══ DOCUMENT PASSAGE ══

To me a datasets is an array of items... an array of items. MYSQL, MSSQL, Oracle, PostgreSQL, SQLite, Mongo, etc... all contains datasets or tables. To access these datasets you must write database query in a language call SQL(Structured Query Language). After running or execute the query(SQL), our results is sometime a set of data. Awesome... so what's the problem? Remember a datasets is an array of items not just database objects.

What if our datasets does not come from a database, and when we receive it, it comes in the form of an array, serialize data, csv, excel, xml, etc. How do we query these items? I know most of the time the before stated format are the results, but what if they were the origins. How do we query it, how does that query language looks? My programming language of choice is PHP, and in that language we do query arrays, we parse them. Parsing arrays can be messy and problematic. Here an example


	$company             = array(
	    array(
	        'id'         => 1,
	        'first_name' => 'John',
	        'last_name'  => 'Doe',
	        'salary'     => 50000,
	        'sex'        => 'Male',
	        'role_id'    => 1

	    ),
	    array(
	        'id'         => 2,
	        'first_name' => 'Sally',
	        'last_name'  => 'Smith',
	        'salary'     => 65000,
	        'sex'        => 'Female',
	        'role_id'    => 1
	    ),
	    array(
	        'id'         => 3,
	        'first_name' => 'Jane',
	        'last_name'  => 'Jones',
	        'salary'     => 90000,
	        'sex'        => 'Female',
	        'role_id'    => 2

	    ),
	    array(
	        'id'         => 4,
	        'first name' => 'Peter',
	        'last_name'  => 'Doe',
	        'salary'     => 100000,
	        'sex'        => 'Male',
	        'role_id'    => 3
	    )
	);
    

If we want to get all the name, we can do this


	$results = array_column($company, 'name');
    

or this


	$results = array_map(function($person){
	    return $person['name'];
	}, $company);
    

That is not bad, but what if we need all the records where the last name is Doe and their salary is greater 45,000. It may look like this...


	$results = array_filter($company, function($person){
	        return ($person['last_name'] == 'Doe' &person['salary'] > 45000);
	});
    

That works, but it is inconstinct. There are so many what if's. The above are parsing function, not querying statement. But $company is a dataset, and if it was in a database, the previous requests would have been consistent and concise. That is because we would have written a query statement (SQL).


	Select * From company Where last_name = 'Doe' and salary > 50000;
    

Database are not special, and its datasets are not more important then any other kind. Datasets are datasets no matter where they come from. The only important datasets are the ones you are currently using. But I can not query them because the language I use does not see my datasets as database tables. This is what I would like to do


	$db = new DataSetDB();
	$db->load_database($company, 'company');
	$executives = $db->query("Select * From person Where last_name = 'Doe' and salary > 50000;");
    

This would be awesome, because it would convert my arrays, and make them ask as if it was an actual database. So I can now query it. But remember a datasets is a dataset, that means I can also do this


	$db->load_database($executives, 'executives');
	$results = $db->query("Select * From executives Where sex = 'Female' ");
    

That may seem silly, but it expresses the idea the even the results of a datasets can itself be a dataset.

═══
══ DATASET ENTRIES ══

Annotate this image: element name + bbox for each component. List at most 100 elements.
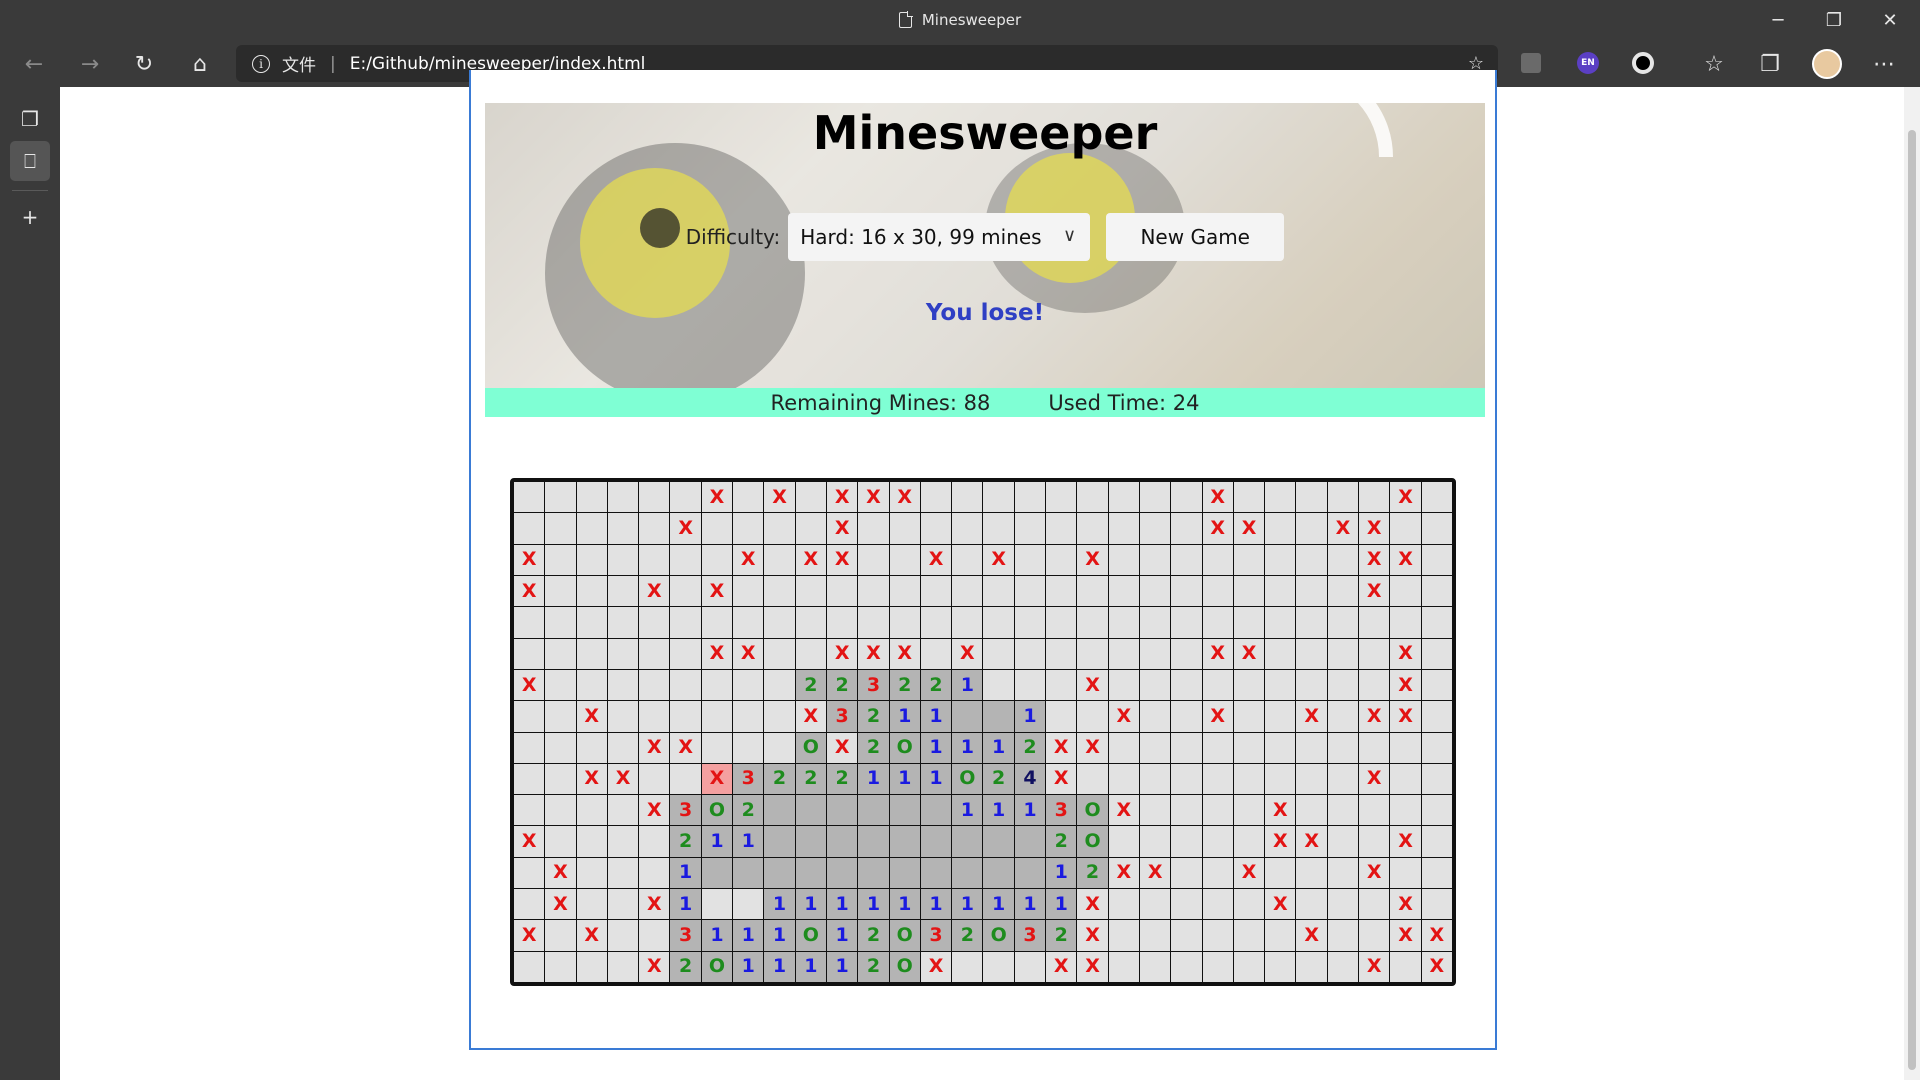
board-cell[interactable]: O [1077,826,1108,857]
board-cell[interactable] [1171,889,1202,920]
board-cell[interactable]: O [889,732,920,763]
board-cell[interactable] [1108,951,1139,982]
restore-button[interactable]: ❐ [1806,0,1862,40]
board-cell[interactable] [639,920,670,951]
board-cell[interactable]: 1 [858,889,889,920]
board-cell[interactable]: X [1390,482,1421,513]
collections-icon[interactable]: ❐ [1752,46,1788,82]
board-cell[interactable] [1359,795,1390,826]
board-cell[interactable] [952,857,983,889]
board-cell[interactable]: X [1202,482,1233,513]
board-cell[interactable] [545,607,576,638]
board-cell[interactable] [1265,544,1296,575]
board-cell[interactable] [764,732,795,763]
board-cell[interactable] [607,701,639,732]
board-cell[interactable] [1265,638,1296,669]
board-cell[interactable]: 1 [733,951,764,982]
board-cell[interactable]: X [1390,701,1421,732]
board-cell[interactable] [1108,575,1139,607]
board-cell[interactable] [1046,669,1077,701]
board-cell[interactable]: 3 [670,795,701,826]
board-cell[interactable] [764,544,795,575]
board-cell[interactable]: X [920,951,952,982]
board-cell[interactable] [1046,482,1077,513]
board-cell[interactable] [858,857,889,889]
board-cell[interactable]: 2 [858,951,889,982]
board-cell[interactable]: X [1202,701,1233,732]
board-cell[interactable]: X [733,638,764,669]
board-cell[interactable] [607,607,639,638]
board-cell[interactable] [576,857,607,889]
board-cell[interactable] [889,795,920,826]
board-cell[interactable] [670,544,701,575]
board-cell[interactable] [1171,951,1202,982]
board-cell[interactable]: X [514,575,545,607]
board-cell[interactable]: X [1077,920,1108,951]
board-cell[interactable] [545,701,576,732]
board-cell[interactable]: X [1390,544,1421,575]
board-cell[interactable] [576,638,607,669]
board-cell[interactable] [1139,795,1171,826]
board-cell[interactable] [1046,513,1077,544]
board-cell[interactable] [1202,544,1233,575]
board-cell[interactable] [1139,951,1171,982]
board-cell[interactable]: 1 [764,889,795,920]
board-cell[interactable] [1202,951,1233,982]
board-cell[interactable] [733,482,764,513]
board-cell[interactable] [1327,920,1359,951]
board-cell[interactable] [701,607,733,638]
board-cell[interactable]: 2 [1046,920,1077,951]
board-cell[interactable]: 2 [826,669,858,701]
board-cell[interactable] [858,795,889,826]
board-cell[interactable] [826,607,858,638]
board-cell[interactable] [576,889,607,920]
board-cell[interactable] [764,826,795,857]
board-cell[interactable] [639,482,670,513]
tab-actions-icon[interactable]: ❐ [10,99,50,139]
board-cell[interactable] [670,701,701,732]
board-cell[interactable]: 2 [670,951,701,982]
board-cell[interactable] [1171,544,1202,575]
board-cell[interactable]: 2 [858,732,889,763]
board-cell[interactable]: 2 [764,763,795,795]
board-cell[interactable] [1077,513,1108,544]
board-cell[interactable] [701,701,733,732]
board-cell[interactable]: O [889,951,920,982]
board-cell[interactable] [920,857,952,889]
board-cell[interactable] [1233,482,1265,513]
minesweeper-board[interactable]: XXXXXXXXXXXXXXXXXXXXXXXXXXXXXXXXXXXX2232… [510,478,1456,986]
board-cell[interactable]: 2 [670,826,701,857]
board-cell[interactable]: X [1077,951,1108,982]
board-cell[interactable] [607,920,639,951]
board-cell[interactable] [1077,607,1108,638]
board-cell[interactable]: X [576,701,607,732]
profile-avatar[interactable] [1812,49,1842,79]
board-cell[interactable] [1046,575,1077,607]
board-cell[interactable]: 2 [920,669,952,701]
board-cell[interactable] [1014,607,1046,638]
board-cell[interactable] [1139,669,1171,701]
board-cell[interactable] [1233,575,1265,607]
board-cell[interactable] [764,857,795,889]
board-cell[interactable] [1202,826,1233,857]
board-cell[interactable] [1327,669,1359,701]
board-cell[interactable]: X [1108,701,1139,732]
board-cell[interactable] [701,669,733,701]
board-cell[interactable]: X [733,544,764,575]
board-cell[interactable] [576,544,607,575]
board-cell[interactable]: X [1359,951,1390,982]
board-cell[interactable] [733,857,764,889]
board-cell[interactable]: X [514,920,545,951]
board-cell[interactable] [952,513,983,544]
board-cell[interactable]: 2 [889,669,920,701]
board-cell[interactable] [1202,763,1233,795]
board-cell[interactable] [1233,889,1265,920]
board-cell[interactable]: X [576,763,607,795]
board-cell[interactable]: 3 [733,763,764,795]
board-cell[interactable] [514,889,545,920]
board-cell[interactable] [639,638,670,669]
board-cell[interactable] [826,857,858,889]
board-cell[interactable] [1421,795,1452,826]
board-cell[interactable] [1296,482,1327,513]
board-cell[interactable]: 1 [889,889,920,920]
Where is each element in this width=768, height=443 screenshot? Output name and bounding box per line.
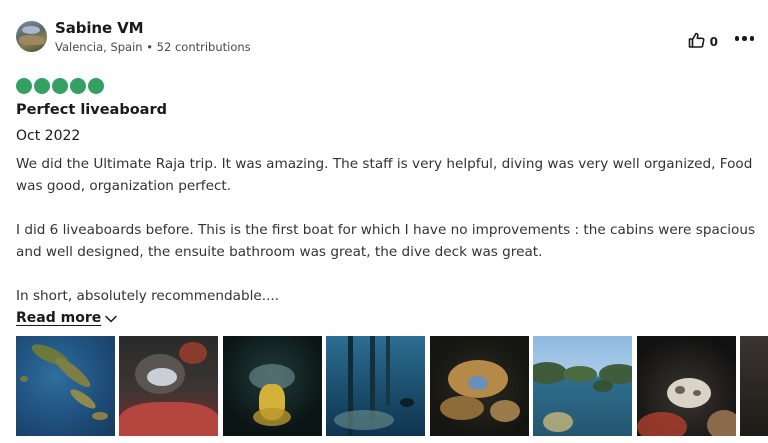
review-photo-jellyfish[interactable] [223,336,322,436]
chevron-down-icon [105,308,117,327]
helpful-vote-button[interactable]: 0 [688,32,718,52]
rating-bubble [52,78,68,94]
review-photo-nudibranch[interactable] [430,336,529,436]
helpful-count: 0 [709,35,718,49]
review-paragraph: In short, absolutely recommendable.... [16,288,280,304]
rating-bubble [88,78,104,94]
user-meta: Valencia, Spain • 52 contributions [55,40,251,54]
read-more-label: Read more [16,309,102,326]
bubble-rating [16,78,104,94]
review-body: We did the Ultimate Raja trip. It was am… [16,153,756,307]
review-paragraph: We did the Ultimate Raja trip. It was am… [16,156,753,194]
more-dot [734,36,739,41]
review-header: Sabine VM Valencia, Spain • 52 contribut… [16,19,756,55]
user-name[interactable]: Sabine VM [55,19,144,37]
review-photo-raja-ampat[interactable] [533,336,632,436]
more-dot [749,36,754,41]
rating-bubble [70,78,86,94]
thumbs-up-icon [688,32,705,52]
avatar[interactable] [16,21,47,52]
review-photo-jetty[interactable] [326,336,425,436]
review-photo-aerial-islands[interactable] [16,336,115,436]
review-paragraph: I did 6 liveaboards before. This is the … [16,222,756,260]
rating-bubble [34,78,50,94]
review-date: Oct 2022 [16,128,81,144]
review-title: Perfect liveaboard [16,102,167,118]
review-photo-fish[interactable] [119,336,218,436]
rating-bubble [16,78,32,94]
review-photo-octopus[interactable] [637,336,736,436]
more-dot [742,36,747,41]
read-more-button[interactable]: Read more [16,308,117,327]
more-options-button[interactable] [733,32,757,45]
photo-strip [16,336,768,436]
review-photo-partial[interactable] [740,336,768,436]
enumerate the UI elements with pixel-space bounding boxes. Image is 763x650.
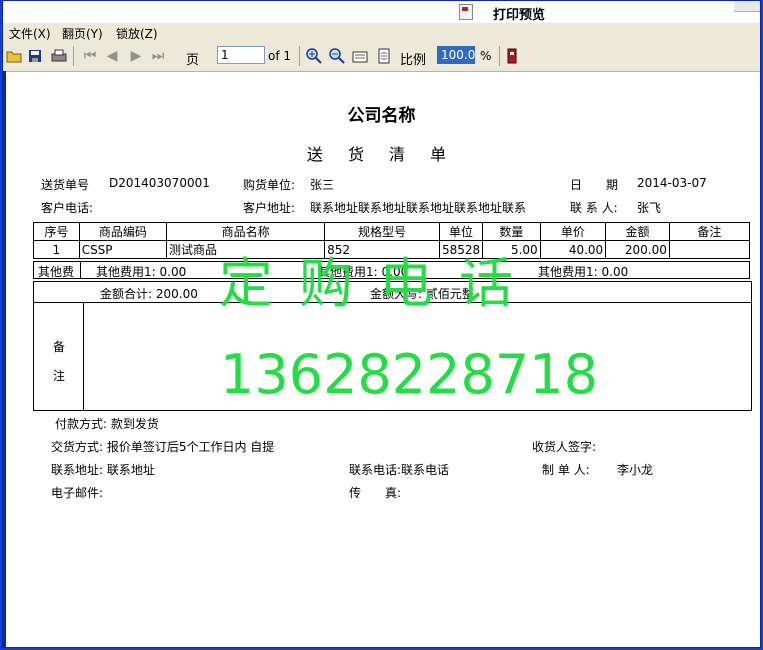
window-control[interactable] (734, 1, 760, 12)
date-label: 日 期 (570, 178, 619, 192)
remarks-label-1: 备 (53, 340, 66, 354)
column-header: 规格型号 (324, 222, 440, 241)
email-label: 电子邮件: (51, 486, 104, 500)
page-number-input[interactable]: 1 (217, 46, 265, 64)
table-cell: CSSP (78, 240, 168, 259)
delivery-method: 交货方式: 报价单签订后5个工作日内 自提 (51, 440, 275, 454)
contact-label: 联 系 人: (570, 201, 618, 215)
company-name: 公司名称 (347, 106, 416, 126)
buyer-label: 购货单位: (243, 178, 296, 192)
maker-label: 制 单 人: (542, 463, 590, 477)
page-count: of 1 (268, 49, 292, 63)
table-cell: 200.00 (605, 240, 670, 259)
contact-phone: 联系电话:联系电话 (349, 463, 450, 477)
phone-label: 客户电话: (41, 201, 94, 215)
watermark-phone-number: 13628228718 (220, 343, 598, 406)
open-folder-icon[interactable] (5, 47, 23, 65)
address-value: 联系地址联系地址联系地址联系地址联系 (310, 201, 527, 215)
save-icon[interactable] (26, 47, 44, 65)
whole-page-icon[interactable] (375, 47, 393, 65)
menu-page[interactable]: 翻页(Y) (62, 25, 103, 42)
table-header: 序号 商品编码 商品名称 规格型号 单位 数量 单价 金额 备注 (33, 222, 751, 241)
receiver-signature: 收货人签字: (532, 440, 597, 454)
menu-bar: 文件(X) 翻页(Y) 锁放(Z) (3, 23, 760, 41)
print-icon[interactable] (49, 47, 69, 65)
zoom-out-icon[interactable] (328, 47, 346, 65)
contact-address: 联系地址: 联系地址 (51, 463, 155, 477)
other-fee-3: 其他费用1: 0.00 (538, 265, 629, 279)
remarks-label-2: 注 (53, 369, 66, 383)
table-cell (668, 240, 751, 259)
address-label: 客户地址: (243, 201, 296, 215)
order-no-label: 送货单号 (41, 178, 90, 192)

═══

Rewrite the post on querying datasets starting at the words "To me a datasets" and ending after "just database objects.", with "MSSQL" changed to "SQL Server". The rows play no part in what follows.

To me a datasets is an array of items... an array of items. MYSQL, SQL Server, Oracle, PostgreSQL, SQLite, Mongo, etc... all contains datasets or tables. To access these datasets you must write database query in a language call SQL(Structured Query Language). After running or execute the query(SQL), our results is sometime a set of data. Awesome... so what's the problem? Remember a datasets is an array of items not just database objects.